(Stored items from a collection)
• • • • •

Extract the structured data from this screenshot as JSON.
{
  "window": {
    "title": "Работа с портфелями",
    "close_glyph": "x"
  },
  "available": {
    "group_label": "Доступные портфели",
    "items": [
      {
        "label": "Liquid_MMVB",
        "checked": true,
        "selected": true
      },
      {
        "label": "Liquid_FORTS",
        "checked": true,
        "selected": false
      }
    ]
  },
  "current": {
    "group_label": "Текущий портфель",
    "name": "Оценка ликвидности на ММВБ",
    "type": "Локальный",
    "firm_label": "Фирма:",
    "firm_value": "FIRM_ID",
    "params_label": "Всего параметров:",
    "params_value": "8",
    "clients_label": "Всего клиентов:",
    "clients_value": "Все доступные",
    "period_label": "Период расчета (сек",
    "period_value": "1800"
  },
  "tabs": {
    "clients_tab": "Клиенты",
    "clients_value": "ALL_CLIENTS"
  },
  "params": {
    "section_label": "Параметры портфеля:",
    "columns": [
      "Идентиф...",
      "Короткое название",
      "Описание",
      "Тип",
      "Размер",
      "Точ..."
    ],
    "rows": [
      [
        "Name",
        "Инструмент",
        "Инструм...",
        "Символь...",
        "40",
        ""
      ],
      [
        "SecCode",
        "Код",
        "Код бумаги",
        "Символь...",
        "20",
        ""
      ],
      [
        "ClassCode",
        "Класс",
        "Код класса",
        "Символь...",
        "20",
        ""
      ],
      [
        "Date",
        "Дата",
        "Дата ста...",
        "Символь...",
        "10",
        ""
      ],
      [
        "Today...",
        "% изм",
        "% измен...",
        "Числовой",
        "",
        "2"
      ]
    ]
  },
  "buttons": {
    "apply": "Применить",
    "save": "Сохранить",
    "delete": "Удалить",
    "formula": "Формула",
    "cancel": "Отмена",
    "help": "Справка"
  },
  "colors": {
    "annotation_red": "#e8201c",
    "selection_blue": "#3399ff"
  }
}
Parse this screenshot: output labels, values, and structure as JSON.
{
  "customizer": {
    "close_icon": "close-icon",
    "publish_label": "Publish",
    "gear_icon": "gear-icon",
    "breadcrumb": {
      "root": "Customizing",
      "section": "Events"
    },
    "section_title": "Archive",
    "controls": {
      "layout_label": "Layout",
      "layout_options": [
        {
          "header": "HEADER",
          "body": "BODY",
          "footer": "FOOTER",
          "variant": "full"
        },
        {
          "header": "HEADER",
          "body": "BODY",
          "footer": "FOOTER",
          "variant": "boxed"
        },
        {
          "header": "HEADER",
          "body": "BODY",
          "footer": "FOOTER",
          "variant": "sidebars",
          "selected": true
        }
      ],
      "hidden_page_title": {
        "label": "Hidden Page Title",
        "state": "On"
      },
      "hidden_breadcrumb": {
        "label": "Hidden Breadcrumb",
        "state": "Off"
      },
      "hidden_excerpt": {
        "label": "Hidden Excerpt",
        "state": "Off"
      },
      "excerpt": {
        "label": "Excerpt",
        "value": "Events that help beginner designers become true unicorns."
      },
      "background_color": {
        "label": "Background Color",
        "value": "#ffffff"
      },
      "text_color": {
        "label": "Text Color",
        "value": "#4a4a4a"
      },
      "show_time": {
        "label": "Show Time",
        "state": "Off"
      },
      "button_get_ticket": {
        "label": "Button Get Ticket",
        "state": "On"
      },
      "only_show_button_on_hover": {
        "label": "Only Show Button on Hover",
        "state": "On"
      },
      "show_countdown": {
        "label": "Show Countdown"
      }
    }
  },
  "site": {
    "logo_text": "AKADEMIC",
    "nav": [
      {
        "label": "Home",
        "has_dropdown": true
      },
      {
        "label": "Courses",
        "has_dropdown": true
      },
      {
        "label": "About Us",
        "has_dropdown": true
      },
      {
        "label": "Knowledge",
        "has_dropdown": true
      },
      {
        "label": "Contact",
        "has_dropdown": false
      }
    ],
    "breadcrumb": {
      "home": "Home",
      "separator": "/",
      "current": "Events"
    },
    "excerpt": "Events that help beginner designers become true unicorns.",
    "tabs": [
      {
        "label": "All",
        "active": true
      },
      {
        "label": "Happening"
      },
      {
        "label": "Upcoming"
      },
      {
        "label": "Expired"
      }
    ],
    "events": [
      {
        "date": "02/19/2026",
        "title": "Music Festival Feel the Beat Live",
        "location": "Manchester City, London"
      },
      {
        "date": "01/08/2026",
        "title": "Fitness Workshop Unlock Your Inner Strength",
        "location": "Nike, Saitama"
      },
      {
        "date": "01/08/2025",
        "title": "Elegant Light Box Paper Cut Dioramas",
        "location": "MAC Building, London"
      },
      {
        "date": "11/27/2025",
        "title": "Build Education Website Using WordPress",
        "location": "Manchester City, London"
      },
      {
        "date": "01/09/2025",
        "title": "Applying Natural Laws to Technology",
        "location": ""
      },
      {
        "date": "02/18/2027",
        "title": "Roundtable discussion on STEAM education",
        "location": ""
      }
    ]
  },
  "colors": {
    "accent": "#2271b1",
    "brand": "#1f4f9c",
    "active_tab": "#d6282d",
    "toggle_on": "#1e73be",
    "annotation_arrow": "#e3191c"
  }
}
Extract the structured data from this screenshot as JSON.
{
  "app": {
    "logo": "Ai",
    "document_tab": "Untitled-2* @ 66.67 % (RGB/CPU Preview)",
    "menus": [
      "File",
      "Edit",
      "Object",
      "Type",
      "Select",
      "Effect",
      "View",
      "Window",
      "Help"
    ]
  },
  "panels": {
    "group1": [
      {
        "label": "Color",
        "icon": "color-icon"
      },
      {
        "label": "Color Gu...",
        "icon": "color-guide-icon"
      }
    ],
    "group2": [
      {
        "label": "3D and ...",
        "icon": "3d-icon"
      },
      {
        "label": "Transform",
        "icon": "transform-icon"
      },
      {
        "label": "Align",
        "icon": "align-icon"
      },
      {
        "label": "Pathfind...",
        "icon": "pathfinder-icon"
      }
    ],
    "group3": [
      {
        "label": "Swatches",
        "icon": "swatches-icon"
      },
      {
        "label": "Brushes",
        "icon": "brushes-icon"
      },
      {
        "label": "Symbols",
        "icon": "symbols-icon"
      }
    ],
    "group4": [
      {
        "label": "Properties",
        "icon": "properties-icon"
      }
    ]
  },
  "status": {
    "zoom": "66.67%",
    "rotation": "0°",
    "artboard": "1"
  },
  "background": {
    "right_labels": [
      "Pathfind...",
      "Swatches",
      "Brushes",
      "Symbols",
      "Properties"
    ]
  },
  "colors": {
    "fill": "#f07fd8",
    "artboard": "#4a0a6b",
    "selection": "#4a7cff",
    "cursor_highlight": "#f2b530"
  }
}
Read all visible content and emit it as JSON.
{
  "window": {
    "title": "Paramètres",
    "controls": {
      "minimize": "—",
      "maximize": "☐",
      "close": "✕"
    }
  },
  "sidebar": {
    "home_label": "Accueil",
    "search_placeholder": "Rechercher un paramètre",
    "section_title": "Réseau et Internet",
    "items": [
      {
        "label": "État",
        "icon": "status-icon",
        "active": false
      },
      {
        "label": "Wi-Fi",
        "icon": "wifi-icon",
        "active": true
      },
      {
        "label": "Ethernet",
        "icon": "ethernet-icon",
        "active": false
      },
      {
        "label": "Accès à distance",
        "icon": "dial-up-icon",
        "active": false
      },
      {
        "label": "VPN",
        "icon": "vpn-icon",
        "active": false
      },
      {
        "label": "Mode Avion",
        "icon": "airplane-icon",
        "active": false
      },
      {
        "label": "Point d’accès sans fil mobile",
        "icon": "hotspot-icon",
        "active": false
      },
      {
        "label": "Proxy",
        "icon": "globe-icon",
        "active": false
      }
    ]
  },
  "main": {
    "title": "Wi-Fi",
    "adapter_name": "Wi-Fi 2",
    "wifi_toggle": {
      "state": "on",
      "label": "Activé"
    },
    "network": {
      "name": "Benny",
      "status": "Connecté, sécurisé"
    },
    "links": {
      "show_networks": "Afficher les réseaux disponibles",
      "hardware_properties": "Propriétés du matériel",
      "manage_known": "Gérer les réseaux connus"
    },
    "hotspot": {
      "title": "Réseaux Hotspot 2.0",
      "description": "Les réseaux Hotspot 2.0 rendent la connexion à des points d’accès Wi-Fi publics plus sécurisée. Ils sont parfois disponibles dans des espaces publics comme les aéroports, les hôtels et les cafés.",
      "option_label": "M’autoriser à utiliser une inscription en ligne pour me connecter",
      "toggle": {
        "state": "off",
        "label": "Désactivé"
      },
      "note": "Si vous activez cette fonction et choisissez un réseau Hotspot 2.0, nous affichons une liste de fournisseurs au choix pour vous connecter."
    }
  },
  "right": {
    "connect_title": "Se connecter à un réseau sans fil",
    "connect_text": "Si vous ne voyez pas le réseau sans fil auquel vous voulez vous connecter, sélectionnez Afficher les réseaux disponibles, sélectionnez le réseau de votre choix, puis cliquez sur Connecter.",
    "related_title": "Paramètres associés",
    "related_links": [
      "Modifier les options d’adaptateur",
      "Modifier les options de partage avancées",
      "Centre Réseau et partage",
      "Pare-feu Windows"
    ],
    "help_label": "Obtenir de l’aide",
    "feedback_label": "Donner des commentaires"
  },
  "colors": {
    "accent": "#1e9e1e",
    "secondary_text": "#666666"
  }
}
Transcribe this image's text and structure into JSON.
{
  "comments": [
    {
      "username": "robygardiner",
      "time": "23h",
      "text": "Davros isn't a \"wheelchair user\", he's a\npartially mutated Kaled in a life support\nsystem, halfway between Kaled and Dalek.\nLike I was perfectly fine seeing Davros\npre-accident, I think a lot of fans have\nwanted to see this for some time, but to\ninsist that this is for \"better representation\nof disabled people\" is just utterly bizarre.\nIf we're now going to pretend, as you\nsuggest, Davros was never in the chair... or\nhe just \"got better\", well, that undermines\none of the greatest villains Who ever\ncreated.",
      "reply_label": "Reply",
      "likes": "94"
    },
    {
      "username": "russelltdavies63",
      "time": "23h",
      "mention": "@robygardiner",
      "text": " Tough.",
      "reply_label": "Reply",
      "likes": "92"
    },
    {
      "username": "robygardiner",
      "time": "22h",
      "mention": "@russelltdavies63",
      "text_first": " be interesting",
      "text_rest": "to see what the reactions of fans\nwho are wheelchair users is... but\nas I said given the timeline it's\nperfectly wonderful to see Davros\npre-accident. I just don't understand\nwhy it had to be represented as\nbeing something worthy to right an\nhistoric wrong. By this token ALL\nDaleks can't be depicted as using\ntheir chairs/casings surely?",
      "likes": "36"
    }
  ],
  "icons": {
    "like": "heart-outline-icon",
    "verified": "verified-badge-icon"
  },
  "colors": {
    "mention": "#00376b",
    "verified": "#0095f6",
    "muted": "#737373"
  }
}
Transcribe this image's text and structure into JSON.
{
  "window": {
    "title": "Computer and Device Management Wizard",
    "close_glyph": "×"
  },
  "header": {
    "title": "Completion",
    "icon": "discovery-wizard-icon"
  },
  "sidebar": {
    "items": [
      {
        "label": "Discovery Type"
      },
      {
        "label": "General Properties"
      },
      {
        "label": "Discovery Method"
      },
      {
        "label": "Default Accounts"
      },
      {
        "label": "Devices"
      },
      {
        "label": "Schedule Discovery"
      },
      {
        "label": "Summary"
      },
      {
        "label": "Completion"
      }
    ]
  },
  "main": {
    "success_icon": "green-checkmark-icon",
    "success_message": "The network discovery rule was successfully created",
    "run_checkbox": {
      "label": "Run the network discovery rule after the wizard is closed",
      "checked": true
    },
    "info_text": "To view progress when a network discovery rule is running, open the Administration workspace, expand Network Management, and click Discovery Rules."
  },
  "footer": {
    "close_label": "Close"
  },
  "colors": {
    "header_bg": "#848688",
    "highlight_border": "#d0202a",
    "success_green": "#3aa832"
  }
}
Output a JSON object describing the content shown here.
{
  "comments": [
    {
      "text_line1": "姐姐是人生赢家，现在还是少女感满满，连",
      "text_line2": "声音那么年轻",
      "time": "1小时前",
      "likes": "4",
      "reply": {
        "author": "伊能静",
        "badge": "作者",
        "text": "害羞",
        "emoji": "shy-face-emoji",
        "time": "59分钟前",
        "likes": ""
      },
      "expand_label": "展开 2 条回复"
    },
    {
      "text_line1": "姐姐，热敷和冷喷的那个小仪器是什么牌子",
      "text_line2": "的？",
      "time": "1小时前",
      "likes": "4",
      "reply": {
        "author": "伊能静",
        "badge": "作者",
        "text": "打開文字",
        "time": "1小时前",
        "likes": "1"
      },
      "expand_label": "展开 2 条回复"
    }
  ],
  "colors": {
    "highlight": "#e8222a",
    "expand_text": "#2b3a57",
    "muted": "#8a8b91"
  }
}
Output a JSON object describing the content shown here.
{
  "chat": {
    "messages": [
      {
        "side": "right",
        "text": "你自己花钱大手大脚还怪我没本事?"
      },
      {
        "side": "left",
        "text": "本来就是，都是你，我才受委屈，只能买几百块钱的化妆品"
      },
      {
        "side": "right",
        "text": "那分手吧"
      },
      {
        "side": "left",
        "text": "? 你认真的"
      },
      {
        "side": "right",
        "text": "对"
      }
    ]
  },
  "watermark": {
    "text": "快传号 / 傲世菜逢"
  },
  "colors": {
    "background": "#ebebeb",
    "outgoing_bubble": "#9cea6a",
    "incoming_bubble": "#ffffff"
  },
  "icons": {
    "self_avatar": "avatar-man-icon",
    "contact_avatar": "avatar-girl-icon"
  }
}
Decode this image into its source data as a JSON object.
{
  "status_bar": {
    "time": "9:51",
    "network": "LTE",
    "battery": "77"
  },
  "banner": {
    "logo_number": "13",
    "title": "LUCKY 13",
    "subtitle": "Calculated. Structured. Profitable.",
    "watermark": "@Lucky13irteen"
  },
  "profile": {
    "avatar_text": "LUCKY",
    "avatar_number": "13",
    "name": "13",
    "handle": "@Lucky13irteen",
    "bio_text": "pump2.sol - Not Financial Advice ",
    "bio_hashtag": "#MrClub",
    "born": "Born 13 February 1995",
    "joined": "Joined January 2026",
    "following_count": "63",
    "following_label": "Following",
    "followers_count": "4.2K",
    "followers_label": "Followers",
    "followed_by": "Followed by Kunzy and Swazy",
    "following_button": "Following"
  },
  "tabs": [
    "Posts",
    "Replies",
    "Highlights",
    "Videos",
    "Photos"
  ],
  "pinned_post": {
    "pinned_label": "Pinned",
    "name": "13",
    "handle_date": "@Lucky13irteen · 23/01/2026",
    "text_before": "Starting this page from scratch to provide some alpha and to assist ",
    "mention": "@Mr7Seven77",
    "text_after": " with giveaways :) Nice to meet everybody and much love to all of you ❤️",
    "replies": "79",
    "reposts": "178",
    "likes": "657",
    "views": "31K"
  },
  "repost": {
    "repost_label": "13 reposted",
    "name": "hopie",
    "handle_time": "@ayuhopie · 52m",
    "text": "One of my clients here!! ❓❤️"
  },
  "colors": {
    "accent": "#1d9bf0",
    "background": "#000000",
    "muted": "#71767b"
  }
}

• • • • •

## AIM OF THE TASK
Copy every line from the records above that contains the word "accent".

## CORRECT RESULT
    "accent": "#2271b1",
    "accent": "#1e9e1e",
    "accent": "#1d9bf0",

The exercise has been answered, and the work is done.